* **WHAT IS BEING ASKED**:
Copy out the data below as written; omit any images.

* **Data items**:
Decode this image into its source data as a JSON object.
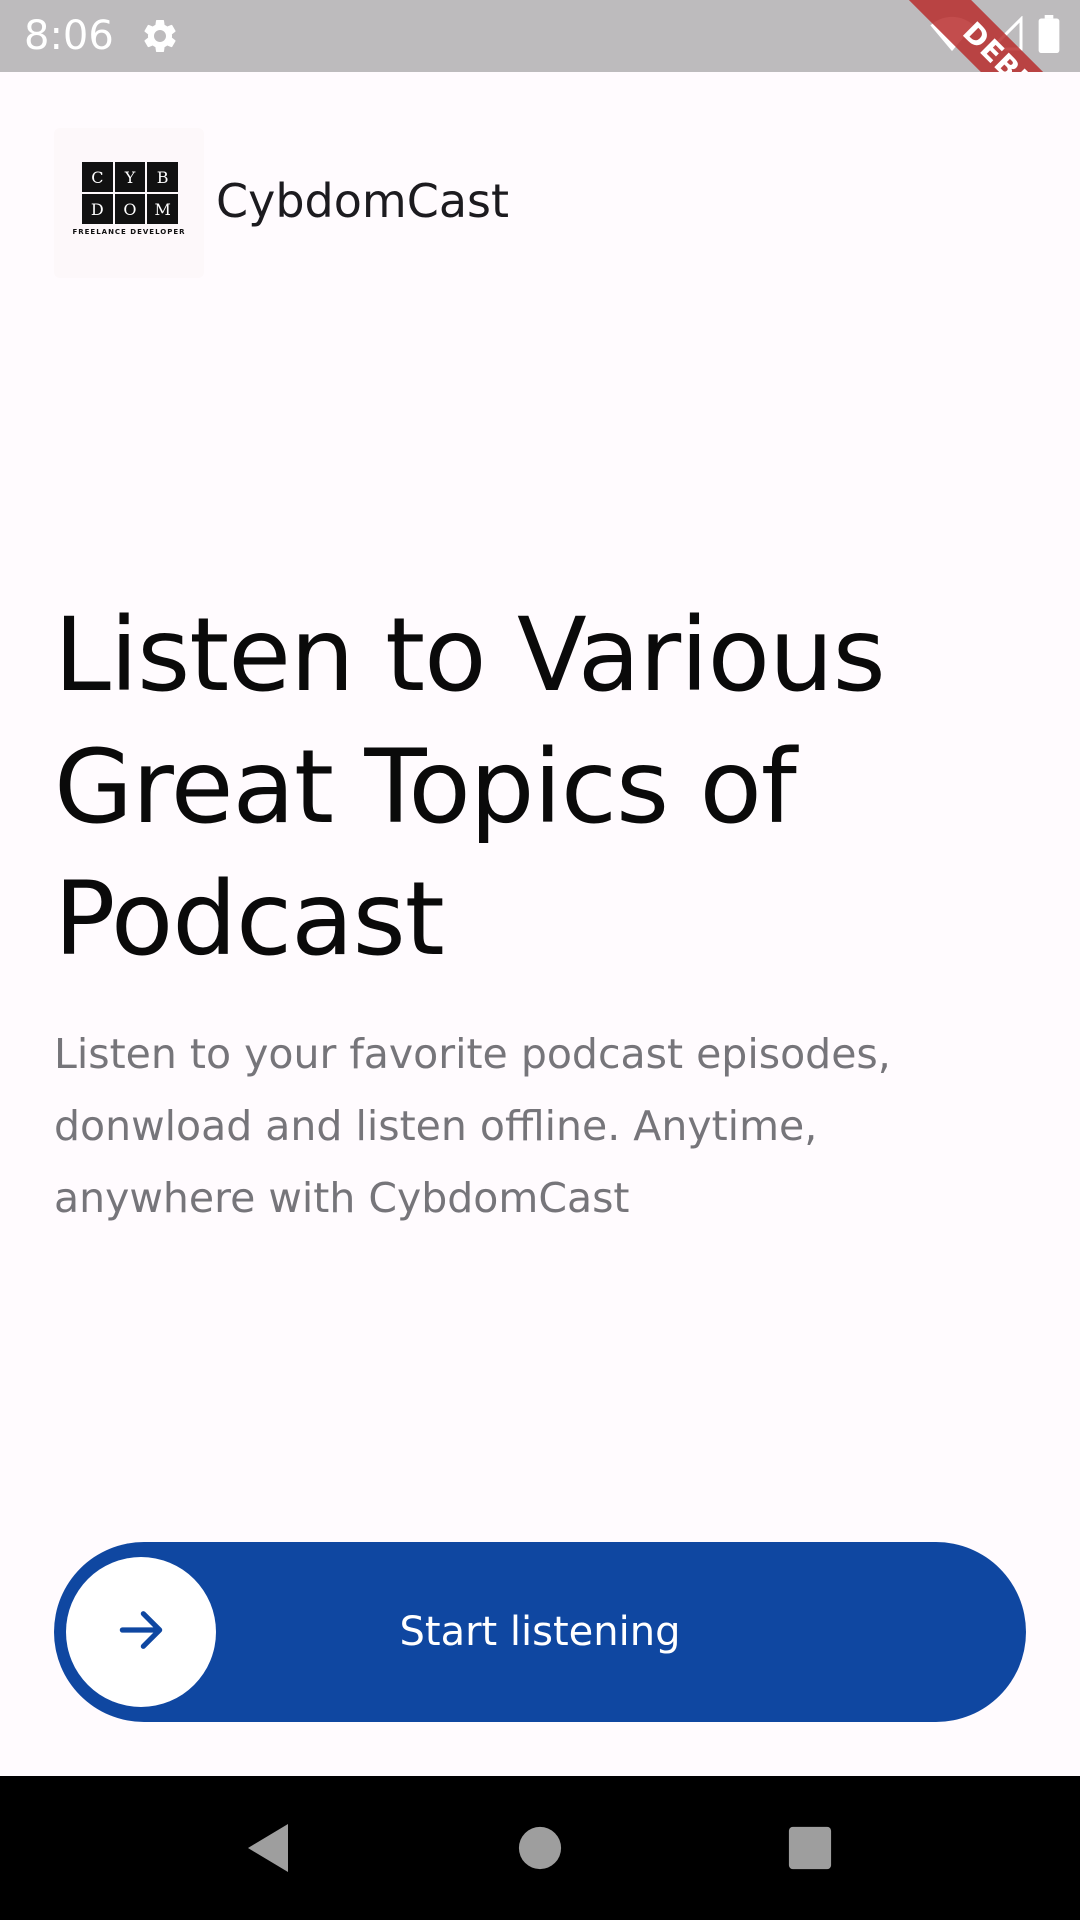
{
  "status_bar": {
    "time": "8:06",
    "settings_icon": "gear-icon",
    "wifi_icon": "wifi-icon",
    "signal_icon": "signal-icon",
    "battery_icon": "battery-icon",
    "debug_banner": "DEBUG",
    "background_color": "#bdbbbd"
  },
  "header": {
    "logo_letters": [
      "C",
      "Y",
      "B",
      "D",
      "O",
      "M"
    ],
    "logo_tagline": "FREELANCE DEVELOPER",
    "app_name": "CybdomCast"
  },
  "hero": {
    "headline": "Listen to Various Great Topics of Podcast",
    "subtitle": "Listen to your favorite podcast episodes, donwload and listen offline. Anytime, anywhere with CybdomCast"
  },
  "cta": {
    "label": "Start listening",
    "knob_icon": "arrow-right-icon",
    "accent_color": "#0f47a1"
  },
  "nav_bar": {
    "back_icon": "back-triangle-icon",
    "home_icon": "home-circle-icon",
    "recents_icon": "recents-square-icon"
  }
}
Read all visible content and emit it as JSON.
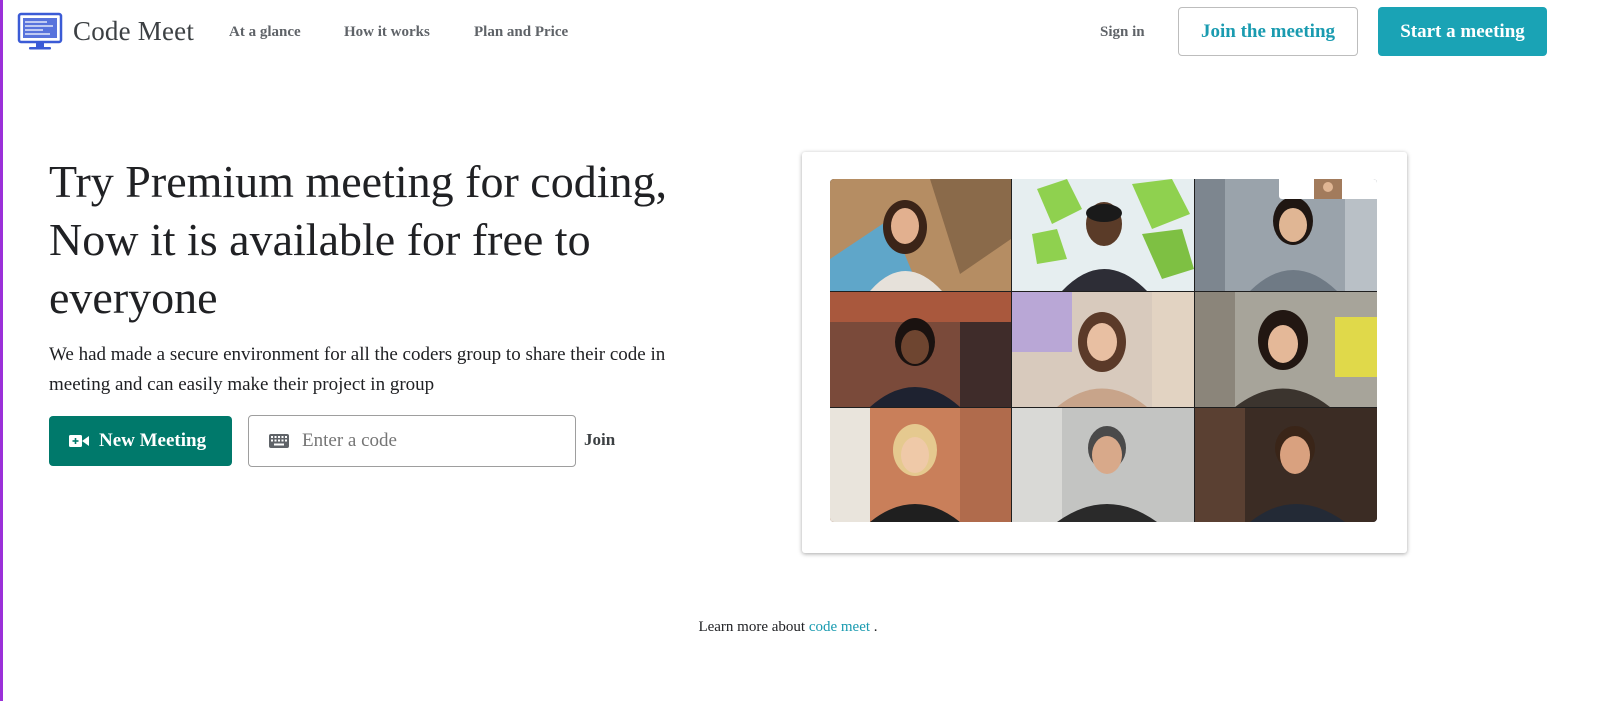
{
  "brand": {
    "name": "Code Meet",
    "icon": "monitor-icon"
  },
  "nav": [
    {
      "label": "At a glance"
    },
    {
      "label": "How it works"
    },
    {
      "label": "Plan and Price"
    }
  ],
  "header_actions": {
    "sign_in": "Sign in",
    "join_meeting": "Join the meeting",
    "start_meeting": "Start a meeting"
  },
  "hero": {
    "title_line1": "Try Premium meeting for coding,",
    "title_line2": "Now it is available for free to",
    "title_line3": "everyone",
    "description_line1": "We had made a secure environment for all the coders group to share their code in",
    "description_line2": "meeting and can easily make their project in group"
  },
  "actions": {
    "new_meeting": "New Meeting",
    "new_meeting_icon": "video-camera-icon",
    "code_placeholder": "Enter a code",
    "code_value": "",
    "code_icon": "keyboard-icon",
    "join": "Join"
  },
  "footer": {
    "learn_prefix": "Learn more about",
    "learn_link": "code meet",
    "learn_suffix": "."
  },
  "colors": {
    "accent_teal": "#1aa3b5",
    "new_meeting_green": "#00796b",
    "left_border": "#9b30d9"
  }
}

* **RESPONSE TO THIS TASK**:
Decode this image into its source data as a JSON object.
{
  "status_bar": {
    "time": "8:06",
    "settings_icon": "gear-icon",
    "wifi_icon": "wifi-icon",
    "signal_icon": "signal-icon",
    "battery_icon": "battery-icon",
    "debug_banner": "DEBUG",
    "background_color": "#bdbbbd"
  },
  "header": {
    "logo_letters": [
      "C",
      "Y",
      "B",
      "D",
      "O",
      "M"
    ],
    "logo_tagline": "FREELANCE DEVELOPER",
    "app_name": "CybdomCast"
  },
  "hero": {
    "headline": "Listen to Various Great Topics of Podcast",
    "subtitle": "Listen to your favorite podcast episodes, donwload and listen offline. Anytime, anywhere with CybdomCast"
  },
  "cta": {
    "label": "Start listening",
    "knob_icon": "arrow-right-icon",
    "accent_color": "#0f47a1"
  },
  "nav_bar": {
    "back_icon": "back-triangle-icon",
    "home_icon": "home-circle-icon",
    "recents_icon": "recents-square-icon"
  }
}
Read all visible content and emit it as JSON.
{
  "brand": {
    "name": "Code Meet",
    "icon": "monitor-icon"
  },
  "nav": [
    {
      "label": "At a glance"
    },
    {
      "label": "How it works"
    },
    {
      "label": "Plan and Price"
    }
  ],
  "header_actions": {
    "sign_in": "Sign in",
    "join_meeting": "Join the meeting",
    "start_meeting": "Start a meeting"
  },
  "hero": {
    "title_line1": "Try Premium meeting for coding,",
    "title_line2": "Now it is available for free to",
    "title_line3": "everyone",
    "description_line1": "We had made a secure environment for all the coders group to share their code in",
    "description_line2": "meeting and can easily make their project in group"
  },
  "actions": {
    "new_meeting": "New Meeting",
    "new_meeting_icon": "video-camera-icon",
    "code_placeholder": "Enter a code",
    "code_value": "",
    "code_icon": "keyboard-icon",
    "join": "Join"
  },
  "footer": {
    "learn_prefix": "Learn more about",
    "learn_link": "code meet",
    "learn_suffix": "."
  },
  "colors": {
    "accent_teal": "#1aa3b5",
    "new_meeting_green": "#00796b",
    "left_border": "#9b30d9"
  }
}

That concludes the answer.